### PASAJE FACILITADO ###
Llegamos a la hora que anuncia la muerte, al momento en que acaba el día, donde nace otro día. Sentimos pasar la vivificante corriente del tiempo: nos sometemos a ella, la consentimos. Aceptemos, pues, una inversión de nuestra postura y, por ende, de nuestra percepción. Aceptemos no apegarnos sólo a esta vertiente de la vida, sino situarnos en el corazón del Doble-Reino donde gozaremos de una visión más global de nuestro devenir personal en el seno del devenir universal. Allí, en el sentido del incesante transcurso del Camino que va de la Nada hacia el Todo, del No-Ser hacia el Ser, podremos, también nosotros, desde nuestro fondo más íntimo, seguir la andadura que va de la muerte a la vida —y no de la vida a la muerte— en vistas al fruto del espíritu que absorberá dolores y alegrías, lágrimas y sangre.
###
TRABAJO REQUERIDO:
[A] Enumera todo lo que, según el pasaje, absorberá el fruto del espíritu.
[B] Reproduce del pasaje el tramo que va desde "Llegamos a la" hasta "lágrimas y sangre.".
[C] Prolonga el pasaje sobre la muerte y el devenir a partir de su última oración.
El material siguiente no guarda relación alguna con el pasaje.
### ENTRADAS DEL CONJUNTO ###
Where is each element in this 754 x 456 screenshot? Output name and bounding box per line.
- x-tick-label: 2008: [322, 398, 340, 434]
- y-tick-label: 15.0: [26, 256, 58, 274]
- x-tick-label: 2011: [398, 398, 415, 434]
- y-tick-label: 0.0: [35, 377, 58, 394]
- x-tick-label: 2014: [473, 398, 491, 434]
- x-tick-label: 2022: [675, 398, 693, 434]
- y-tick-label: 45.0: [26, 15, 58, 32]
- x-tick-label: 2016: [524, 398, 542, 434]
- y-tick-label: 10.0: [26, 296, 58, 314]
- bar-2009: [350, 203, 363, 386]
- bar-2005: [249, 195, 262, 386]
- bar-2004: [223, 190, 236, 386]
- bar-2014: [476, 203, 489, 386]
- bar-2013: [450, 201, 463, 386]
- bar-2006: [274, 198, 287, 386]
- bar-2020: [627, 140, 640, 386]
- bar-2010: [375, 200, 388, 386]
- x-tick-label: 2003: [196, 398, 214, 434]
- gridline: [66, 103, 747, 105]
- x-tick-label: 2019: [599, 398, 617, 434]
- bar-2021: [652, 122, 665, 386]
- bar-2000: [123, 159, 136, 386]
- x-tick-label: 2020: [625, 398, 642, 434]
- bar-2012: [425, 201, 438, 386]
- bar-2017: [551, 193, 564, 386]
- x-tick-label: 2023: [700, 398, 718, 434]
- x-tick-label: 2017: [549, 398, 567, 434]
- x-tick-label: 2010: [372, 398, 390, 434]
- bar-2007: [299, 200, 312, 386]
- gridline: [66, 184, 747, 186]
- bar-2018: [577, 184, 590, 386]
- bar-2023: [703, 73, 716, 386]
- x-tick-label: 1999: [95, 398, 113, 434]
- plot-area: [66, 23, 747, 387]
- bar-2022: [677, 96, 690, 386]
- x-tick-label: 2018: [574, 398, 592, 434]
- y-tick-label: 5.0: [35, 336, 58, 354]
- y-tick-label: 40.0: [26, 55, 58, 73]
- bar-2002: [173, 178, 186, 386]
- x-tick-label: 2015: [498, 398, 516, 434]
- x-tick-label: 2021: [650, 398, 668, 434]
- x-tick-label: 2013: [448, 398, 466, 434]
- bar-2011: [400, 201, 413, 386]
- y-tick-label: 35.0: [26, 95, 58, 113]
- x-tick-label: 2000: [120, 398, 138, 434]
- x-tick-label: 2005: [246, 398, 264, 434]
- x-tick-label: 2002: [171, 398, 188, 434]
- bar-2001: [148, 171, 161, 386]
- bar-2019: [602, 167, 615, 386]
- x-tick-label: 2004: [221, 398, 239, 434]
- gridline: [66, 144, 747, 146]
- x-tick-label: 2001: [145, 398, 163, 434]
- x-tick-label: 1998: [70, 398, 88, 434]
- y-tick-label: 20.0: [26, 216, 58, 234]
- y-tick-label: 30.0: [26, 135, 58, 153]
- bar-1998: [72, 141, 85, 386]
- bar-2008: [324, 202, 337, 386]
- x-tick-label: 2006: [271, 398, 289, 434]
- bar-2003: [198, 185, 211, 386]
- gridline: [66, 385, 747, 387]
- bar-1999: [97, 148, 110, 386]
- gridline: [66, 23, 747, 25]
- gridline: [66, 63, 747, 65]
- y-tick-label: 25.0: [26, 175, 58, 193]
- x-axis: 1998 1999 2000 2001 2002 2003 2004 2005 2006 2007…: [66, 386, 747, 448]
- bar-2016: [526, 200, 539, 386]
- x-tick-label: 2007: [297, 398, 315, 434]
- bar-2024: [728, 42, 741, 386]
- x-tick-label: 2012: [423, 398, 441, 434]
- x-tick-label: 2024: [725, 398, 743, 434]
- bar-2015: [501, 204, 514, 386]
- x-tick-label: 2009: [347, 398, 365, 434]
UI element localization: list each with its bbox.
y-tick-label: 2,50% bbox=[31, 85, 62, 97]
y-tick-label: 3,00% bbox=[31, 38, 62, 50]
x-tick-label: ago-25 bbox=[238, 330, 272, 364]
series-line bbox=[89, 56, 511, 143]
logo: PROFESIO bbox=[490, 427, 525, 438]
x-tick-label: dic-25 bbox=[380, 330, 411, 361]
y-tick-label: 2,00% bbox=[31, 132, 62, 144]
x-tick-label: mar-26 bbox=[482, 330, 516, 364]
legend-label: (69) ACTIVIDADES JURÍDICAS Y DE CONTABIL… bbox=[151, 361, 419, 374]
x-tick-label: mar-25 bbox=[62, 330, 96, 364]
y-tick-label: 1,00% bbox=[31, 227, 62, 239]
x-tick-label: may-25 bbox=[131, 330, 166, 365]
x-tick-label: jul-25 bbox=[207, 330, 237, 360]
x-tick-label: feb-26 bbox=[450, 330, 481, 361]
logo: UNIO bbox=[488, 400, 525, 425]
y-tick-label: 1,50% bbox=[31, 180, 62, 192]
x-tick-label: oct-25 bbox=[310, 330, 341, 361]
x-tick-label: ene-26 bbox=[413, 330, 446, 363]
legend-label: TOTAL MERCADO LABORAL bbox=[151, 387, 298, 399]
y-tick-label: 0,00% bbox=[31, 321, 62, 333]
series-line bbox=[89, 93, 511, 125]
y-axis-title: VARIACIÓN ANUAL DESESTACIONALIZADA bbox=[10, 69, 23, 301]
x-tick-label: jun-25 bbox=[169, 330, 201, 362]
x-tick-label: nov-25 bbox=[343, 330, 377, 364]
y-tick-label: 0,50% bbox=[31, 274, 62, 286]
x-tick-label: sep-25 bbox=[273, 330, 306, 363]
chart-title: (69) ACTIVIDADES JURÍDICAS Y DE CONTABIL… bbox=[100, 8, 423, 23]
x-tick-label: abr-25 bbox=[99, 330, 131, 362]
###
RESPUESTAS EN ORDEN:
[A] Dolores, alegrías, lágrimas y sangre.

[B]
Llegamos a la hora que anuncia la muerte, al momento en que acaba el día, donde nace otro día. Sentimos pasar la vivificante corriente del tiempo: nos sometemos a ella, la consentimos. Aceptemos, pues, una inversión de nuestra postura y, por ende, de nuestra percepción. Aceptemos no apegarnos sólo a esta vertiente de la vida, sino situarnos en el corazón del Doble-Reino donde gozaremos de una visión más global de nuestro devenir personal en el seno del devenir universal. Allí, en el sentido del incesante transcurso del Camino que va de la Nada hacia el Todo, del No-Ser hacia el Ser, podremos, también nosotros, desde nuestro fondo más íntimo, seguir la andadura que va de la muerte a la vida —y no de la vida a la muerte— en vistas al fruto del espíritu que absorberá dolores y alegrías, lágrimas y sangre.

[C]
el corazón del Doble Reino es el espacio por excelencia donde se traba el diálogo entre vivos y muertos. El diálogo en cuestión concierne simplemente a los seres que han vivido como nosotros, que llevan en sí toda la sed y todo el hambre, todo un mundo de deseos inacabados y viven otro estado de vida. En el corazón del Doble Reino los muertos ya no son, como tan a menudo ocurre en nuestros días, personas a quienes se ha transportado como a moribundos anónimos hasta un rincón del hospital; después, una vez sobrevenida la muerte, hasta un rincón de la morgue y, finalmente, hasta una urna funeraria tras la incineración; personas en quienes se evita pensar demasiado. Aquí, por el contrario, su rumor nos alcanza, infinitamente conmovedor e iluminador, murmullos que brotan del corazón, palabras próximas a la esencia, como filtradas por la gran prueba. Y con los muertos ganamos si somos todo oídos: tienen mucho que decirnos. Habiendo pasado por la gran prueba, son en cierto sentido iniciados. Tienen que repensar y revivir la vida de otro modo, juzgar la vida bajo el rasero de la eternidad. Pueden velar por nosotros como aliados que nos asisten. A condición de que no seamos tan ingratos como para abandonarlos en el rincón del olvido, pueden hacer algo por nosotros. Sí, pueden, a su manera, protegernos. Esta manera de ver puede ayudarnos también a superar la pena cuando estamos de duelo.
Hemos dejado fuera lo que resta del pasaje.